Work to complete:
Each line of the listing that contains the word "name" is to be copied.

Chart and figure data
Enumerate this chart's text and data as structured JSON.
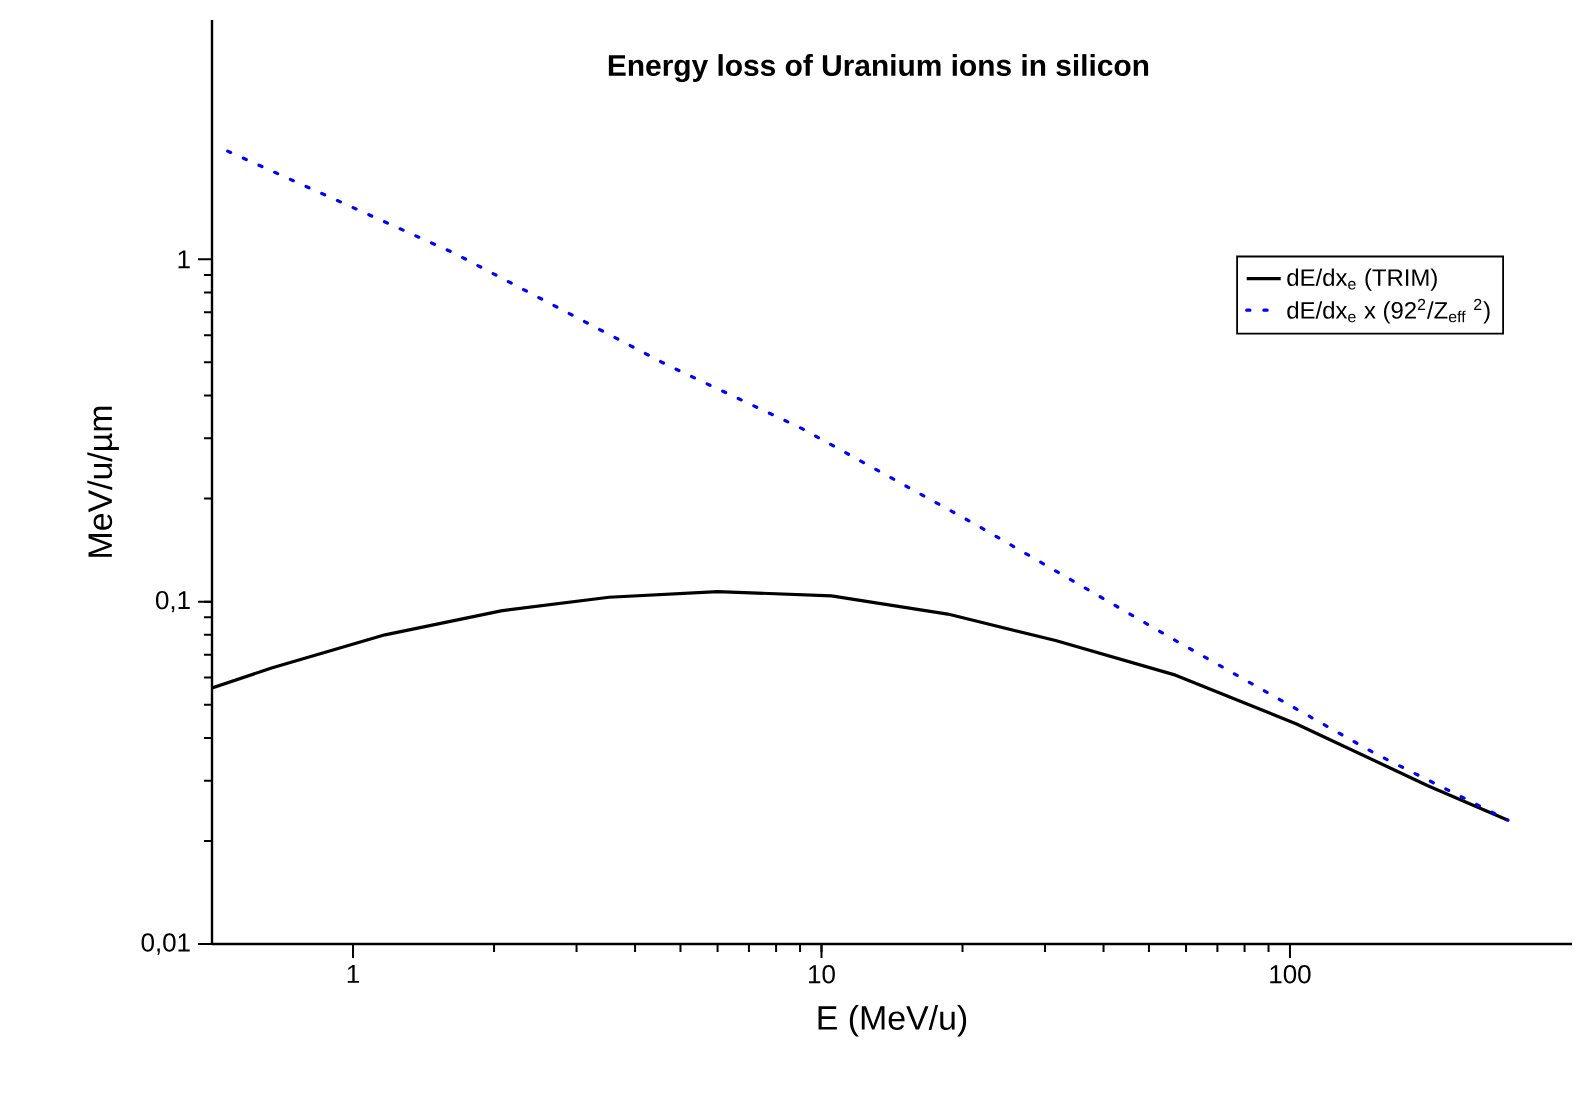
{
  "chart_data": {
    "type": "line",
    "title": "Energy loss of Uranium ions in silicon",
    "xlabel": "E (MeV/u)",
    "ylabel": "MeV/u/µm",
    "log": "xy",
    "xlim": [
      0.5,
      400
    ],
    "ylim": [
      0.01,
      5
    ],
    "xticks": [
      1,
      10,
      100
    ],
    "yticks": [
      {
        "value": 0.01,
        "label": "0,01"
      },
      {
        "value": 0.1,
        "label": "0,1"
      },
      {
        "value": 1,
        "label": "1"
      }
    ],
    "legend": "top right",
    "grid": false,
    "series": [
      {
        "name": "dE/dx$_{e}$ (TRIM)",
        "color": "#000000",
        "line_style": "solid",
        "x": [
          0.5,
          0.67,
          1.17,
          2.07,
          3.52,
          6.0,
          10.5,
          18.6,
          31.6,
          57,
          103,
          197,
          292
        ],
        "values": [
          0.056,
          0.064,
          0.08,
          0.094,
          0.103,
          0.107,
          0.104,
          0.092,
          0.077,
          0.061,
          0.044,
          0.029,
          0.023
        ]
      },
      {
        "name": "dE/dx$_{e}$ x (92$^{2}$/Z$_{eff}$ $^{2}$)",
        "color": "#0000ff",
        "line_style": "dotted",
        "x": [
          0.54,
          1.65,
          4.7,
          9.1,
          21.5,
          57,
          152,
          292
        ],
        "values": [
          2.07,
          1.04,
          0.49,
          0.32,
          0.167,
          0.077,
          0.036,
          0.023
        ]
      }
    ]
  }
}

Written solution:
        "name": "dE/dx$_{e}$ (TRIM)",
        "name": "dE/dx$_{e}$ x (92$^{2}$/Z$_{eff}$ $^{2}$)",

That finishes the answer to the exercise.